── Given records ──
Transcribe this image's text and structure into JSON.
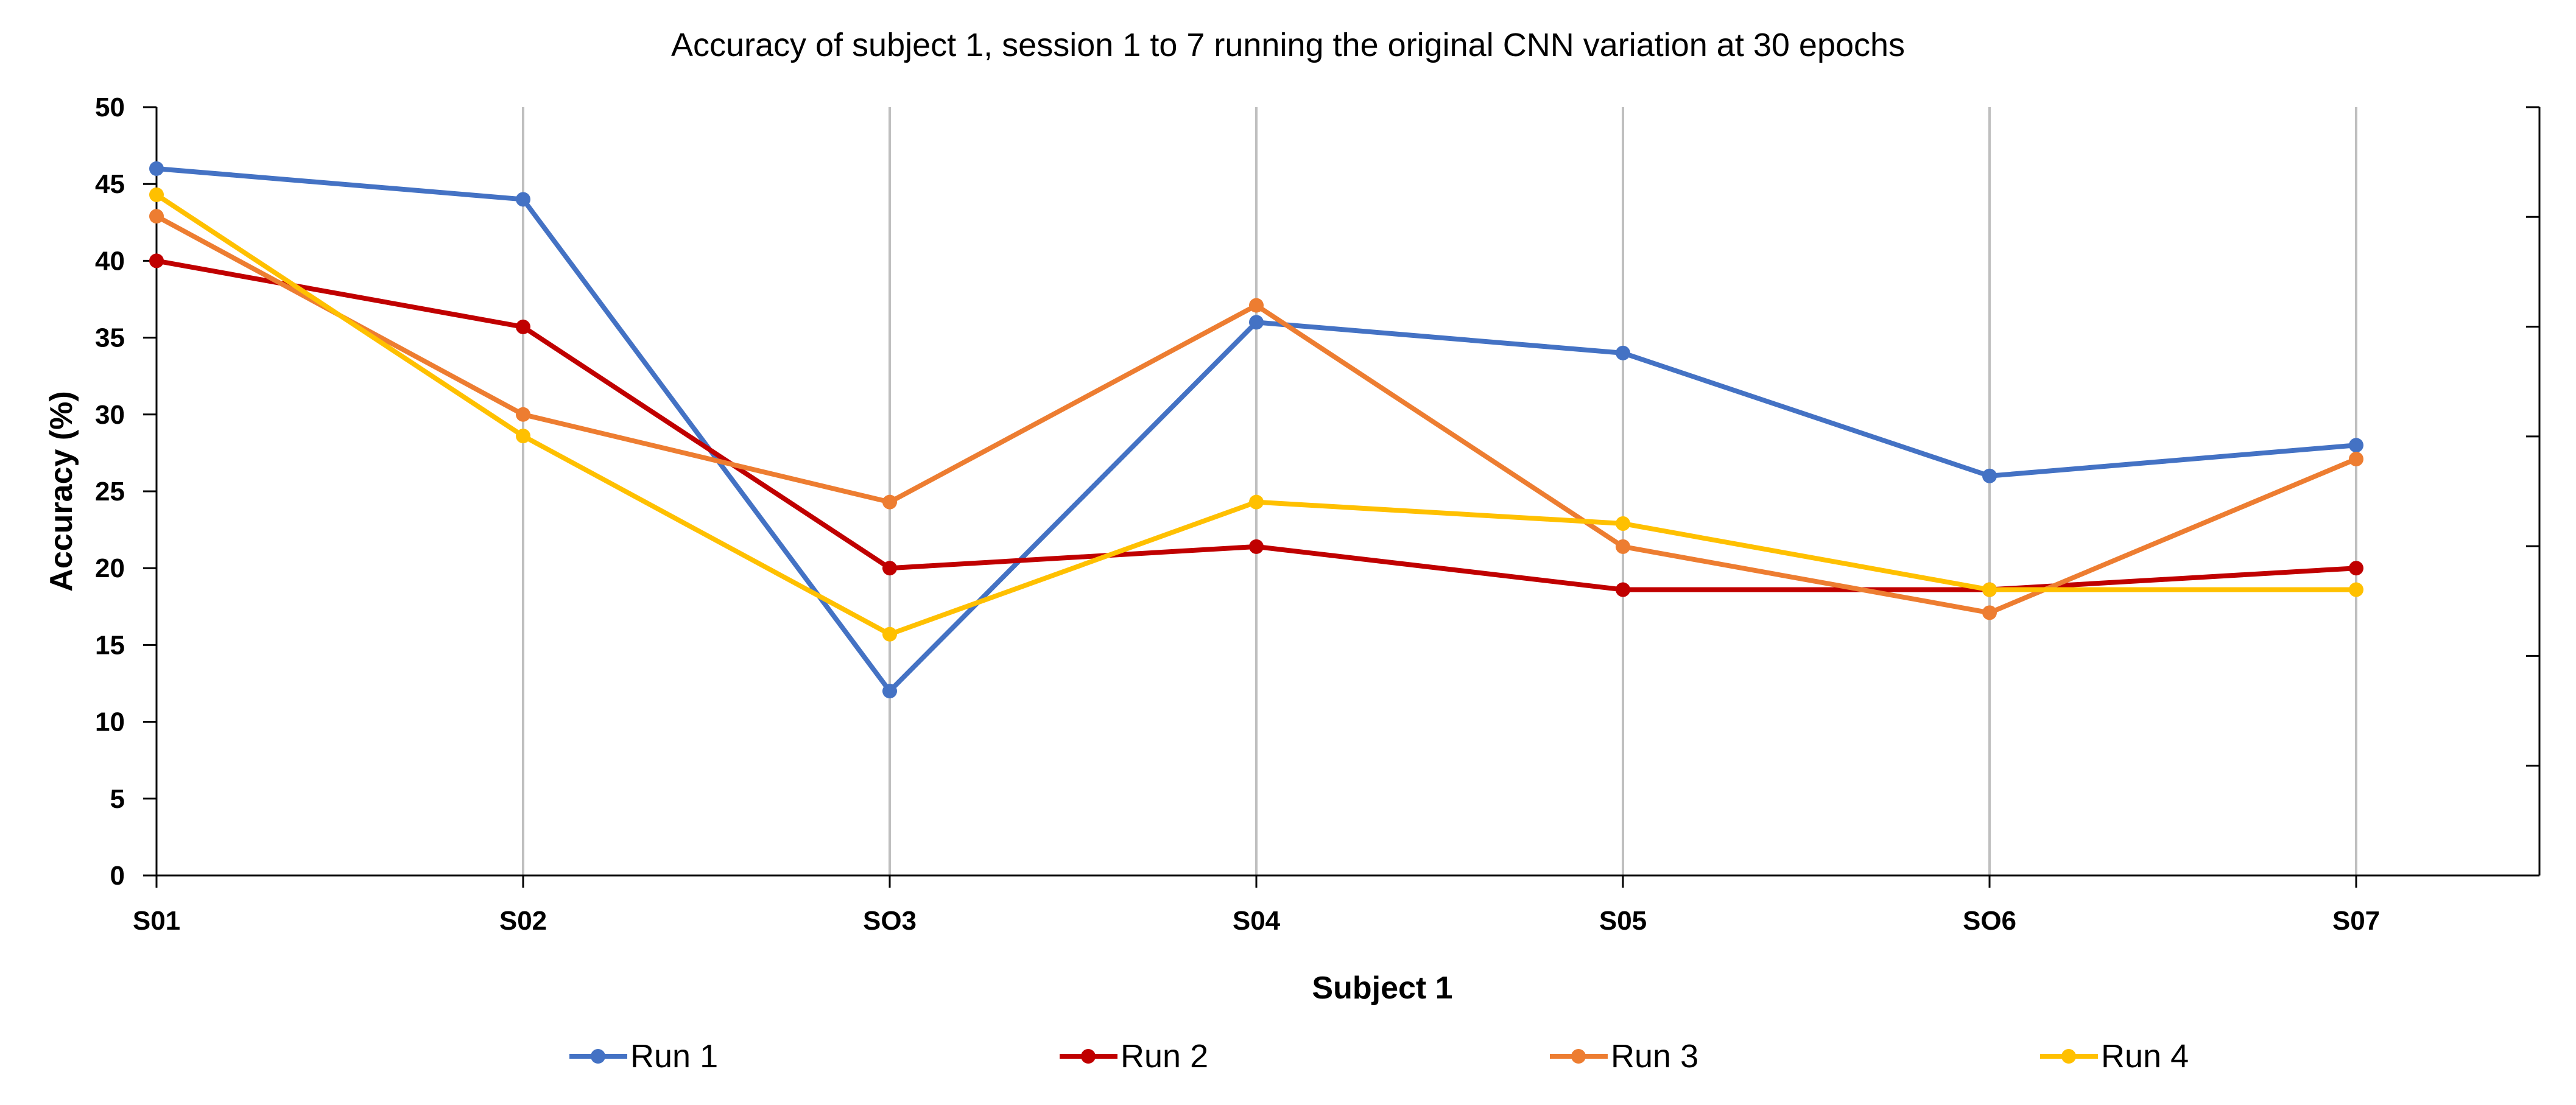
{
  "chart_data": {
    "type": "line",
    "title": "Accuracy of subject 1, session 1 to 7 running the original CNN variation at 30 epochs",
    "xlabel": "Subject 1",
    "ylabel": "Accuracy (%)",
    "categories": [
      "S01",
      "S02",
      "SO3",
      "S04",
      "S05",
      "SO6",
      "S07"
    ],
    "ylim": [
      0,
      50
    ],
    "yticks": [
      0,
      5,
      10,
      15,
      20,
      25,
      30,
      35,
      40,
      45,
      50
    ],
    "grid": "vertical",
    "legend_position": "bottom",
    "series": [
      {
        "name": "Run 1",
        "color": "#4472C4",
        "values": [
          46.0,
          44.0,
          12.0,
          36.0,
          34.0,
          26.0,
          28.0
        ]
      },
      {
        "name": "Run 2",
        "color": "#C00000",
        "values": [
          40.0,
          35.7,
          20.0,
          21.4,
          18.6,
          18.6,
          20.0
        ]
      },
      {
        "name": "Run 3",
        "color": "#ED7D31",
        "values": [
          42.9,
          30.0,
          24.3,
          37.1,
          21.4,
          17.1,
          27.1
        ]
      },
      {
        "name": "Run 4",
        "color": "#FFC000",
        "values": [
          44.3,
          28.6,
          15.7,
          24.3,
          22.9,
          18.6,
          18.6
        ]
      }
    ]
  }
}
───
Description of the task
Write the listing above out again exactly, dropping each image.

Exercise result
Transcribe this image's text and structure into JSON.
{
  "chart_data": {
    "type": "line",
    "title": "Accuracy of subject 1, session 1 to 7 running the original CNN variation at 30 epochs",
    "xlabel": "Subject 1",
    "ylabel": "Accuracy (%)",
    "categories": [
      "S01",
      "S02",
      "SO3",
      "S04",
      "S05",
      "SO6",
      "S07"
    ],
    "ylim": [
      0,
      50
    ],
    "yticks": [
      0,
      5,
      10,
      15,
      20,
      25,
      30,
      35,
      40,
      45,
      50
    ],
    "grid": "vertical",
    "legend_position": "bottom",
    "series": [
      {
        "name": "Run 1",
        "color": "#4472C4",
        "values": [
          46.0,
          44.0,
          12.0,
          36.0,
          34.0,
          26.0,
          28.0
        ]
      },
      {
        "name": "Run 2",
        "color": "#C00000",
        "values": [
          40.0,
          35.7,
          20.0,
          21.4,
          18.6,
          18.6,
          20.0
        ]
      },
      {
        "name": "Run 3",
        "color": "#ED7D31",
        "values": [
          42.9,
          30.0,
          24.3,
          37.1,
          21.4,
          17.1,
          27.1
        ]
      },
      {
        "name": "Run 4",
        "color": "#FFC000",
        "values": [
          44.3,
          28.6,
          15.7,
          24.3,
          22.9,
          18.6,
          18.6
        ]
      }
    ]
  }
}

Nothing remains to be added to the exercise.